▽

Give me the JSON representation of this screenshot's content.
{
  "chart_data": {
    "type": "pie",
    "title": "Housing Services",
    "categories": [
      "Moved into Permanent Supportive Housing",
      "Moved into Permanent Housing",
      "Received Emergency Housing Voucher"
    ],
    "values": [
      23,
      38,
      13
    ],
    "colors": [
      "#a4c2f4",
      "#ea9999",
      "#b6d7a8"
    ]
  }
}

△

## WHAT THE EXERCISE ASKS
Could you reproduce every record above exactly as it appears?

## WRITTEN ANSWER
Give me the JSON representation of this screenshot's content.
{
  "chart_data": {
    "type": "pie",
    "title": "Housing Services",
    "categories": [
      "Moved into Permanent Supportive Housing",
      "Moved into Permanent Housing",
      "Received Emergency Housing Voucher"
    ],
    "values": [
      23,
      38,
      13
    ],
    "colors": [
      "#a4c2f4",
      "#ea9999",
      "#b6d7a8"
    ]
  }
}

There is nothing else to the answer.